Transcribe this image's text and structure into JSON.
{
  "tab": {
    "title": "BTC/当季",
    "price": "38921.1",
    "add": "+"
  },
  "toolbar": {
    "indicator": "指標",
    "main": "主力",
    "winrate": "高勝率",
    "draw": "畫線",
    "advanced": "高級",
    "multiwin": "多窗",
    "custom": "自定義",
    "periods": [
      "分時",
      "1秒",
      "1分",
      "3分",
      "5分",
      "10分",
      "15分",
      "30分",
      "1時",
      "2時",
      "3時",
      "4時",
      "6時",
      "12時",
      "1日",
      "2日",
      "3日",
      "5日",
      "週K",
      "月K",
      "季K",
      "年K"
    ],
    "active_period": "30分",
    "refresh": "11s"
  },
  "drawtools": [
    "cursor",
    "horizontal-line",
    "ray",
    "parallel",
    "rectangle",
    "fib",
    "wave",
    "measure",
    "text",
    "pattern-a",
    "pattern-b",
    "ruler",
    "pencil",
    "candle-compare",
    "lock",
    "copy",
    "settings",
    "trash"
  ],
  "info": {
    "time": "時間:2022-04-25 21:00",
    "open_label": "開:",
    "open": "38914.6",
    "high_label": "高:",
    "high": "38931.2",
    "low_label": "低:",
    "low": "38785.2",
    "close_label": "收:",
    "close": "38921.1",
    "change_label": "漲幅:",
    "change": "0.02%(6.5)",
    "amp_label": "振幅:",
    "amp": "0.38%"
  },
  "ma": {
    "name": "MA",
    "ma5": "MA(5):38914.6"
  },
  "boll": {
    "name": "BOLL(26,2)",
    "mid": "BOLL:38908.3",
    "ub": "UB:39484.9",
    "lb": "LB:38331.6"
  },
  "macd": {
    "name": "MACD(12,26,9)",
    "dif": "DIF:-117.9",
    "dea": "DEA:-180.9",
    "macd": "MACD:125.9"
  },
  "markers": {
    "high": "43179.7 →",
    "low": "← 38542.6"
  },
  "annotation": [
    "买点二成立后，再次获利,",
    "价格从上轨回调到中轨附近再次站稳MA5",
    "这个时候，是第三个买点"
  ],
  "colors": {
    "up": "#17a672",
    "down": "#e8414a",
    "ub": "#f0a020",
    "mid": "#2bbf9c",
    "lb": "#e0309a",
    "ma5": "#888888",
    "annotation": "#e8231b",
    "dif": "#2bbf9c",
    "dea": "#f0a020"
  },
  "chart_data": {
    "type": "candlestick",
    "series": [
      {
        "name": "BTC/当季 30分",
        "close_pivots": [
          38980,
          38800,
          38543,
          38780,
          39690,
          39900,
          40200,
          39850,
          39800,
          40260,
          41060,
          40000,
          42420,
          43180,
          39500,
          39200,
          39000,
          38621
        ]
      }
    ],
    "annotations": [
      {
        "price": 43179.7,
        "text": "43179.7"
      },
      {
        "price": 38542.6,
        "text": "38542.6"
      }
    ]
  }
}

- - - - -

Copy out every line from the material above in which the word "name" appears.

# [REPLY]
    "name": "MA",
    "name": "BOLL(26,2)",
    "name": "MACD(12,26,9)",
        "name": "BTC/当季 30分",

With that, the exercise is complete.